>> BEGIN Available data

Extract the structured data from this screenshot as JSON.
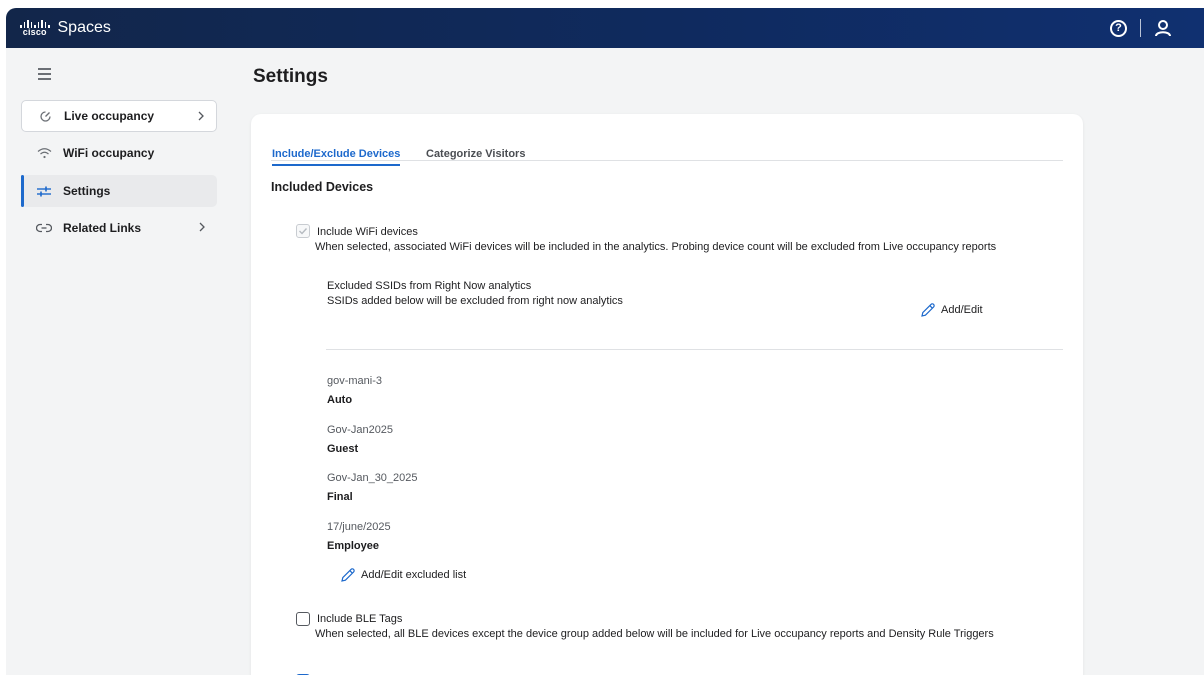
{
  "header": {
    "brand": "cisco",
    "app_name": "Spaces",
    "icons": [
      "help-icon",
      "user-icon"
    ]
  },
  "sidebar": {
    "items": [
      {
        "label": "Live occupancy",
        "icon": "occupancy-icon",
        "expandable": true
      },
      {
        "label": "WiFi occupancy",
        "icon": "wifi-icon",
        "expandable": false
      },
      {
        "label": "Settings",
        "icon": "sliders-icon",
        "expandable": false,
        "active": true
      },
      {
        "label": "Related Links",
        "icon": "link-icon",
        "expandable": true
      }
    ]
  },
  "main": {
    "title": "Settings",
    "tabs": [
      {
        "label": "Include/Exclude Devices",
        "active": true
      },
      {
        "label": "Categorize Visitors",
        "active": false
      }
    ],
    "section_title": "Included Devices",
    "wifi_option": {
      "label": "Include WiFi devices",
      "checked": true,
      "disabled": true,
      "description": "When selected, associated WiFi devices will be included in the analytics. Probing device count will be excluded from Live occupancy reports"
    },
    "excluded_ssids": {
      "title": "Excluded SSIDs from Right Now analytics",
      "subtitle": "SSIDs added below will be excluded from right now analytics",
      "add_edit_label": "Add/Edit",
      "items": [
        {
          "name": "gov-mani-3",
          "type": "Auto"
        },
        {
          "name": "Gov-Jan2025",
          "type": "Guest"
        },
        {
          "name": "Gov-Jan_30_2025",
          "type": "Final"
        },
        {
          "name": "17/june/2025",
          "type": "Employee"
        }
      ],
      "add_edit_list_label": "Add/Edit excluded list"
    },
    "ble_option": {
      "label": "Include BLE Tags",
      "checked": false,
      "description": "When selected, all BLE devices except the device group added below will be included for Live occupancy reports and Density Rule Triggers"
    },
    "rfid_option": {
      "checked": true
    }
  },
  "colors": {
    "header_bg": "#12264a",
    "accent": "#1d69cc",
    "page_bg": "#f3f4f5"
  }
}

>> END Available data
>> BEGIN Available data

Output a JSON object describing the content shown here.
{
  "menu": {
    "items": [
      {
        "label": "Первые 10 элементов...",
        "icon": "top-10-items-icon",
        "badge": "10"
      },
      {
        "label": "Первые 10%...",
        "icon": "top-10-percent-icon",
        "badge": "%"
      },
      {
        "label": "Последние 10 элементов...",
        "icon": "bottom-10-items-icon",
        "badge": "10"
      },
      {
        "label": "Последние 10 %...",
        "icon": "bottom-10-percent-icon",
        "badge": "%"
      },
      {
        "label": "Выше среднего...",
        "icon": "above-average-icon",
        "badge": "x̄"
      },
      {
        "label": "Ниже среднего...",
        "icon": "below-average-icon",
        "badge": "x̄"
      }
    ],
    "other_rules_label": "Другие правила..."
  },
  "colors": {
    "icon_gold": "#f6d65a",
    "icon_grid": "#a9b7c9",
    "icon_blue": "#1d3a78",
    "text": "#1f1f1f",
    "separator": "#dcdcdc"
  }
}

>> END Available data
>> BEGIN Available data

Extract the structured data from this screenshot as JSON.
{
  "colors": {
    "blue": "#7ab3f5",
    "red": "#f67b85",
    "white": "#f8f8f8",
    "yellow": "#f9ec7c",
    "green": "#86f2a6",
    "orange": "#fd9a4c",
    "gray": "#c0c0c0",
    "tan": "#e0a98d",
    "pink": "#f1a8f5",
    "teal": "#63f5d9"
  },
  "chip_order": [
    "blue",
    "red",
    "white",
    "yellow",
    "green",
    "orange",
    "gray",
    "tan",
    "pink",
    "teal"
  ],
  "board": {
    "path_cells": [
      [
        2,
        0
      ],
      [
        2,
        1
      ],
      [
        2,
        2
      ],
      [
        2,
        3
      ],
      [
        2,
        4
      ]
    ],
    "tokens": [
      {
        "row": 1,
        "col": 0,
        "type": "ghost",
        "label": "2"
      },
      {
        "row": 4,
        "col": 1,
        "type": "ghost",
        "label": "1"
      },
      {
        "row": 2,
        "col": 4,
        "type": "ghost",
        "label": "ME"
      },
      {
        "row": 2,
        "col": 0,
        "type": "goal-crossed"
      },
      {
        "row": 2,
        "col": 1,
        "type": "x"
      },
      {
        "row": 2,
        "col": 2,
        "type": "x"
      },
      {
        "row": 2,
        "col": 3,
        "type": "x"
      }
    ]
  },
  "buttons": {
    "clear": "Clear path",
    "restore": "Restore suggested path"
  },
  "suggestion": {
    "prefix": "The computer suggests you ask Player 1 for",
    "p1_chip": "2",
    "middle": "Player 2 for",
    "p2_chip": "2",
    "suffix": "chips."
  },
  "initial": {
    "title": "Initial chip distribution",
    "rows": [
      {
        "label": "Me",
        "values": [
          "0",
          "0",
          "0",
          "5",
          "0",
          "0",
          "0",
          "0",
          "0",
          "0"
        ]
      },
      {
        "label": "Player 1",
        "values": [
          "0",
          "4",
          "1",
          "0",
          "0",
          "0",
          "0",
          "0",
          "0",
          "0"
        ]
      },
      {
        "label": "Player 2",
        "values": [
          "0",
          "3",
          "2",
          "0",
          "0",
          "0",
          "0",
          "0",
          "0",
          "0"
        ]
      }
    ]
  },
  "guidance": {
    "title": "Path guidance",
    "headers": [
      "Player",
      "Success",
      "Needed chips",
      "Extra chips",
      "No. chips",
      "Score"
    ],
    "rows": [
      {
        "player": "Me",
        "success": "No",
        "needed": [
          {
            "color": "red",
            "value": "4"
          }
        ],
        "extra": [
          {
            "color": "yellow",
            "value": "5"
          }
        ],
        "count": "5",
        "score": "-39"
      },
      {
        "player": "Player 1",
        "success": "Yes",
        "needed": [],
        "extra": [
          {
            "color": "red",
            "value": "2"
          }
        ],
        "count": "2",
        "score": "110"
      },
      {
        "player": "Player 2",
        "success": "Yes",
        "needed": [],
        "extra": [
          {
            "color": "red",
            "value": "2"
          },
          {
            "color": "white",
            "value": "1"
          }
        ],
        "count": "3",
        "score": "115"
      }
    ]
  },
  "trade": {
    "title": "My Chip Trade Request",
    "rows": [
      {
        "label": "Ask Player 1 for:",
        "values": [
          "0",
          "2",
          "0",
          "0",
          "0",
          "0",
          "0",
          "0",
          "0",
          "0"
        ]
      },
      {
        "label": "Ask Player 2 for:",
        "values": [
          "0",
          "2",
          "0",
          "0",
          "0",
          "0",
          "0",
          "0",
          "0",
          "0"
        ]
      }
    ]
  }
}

>> END Available data

◆ **What needs to be done**:
Pull out each line holding the string "expandable".

◆ **Written solution**:
        "expandable": true
        "expandable": false
        "expandable": false,
        "expandable": true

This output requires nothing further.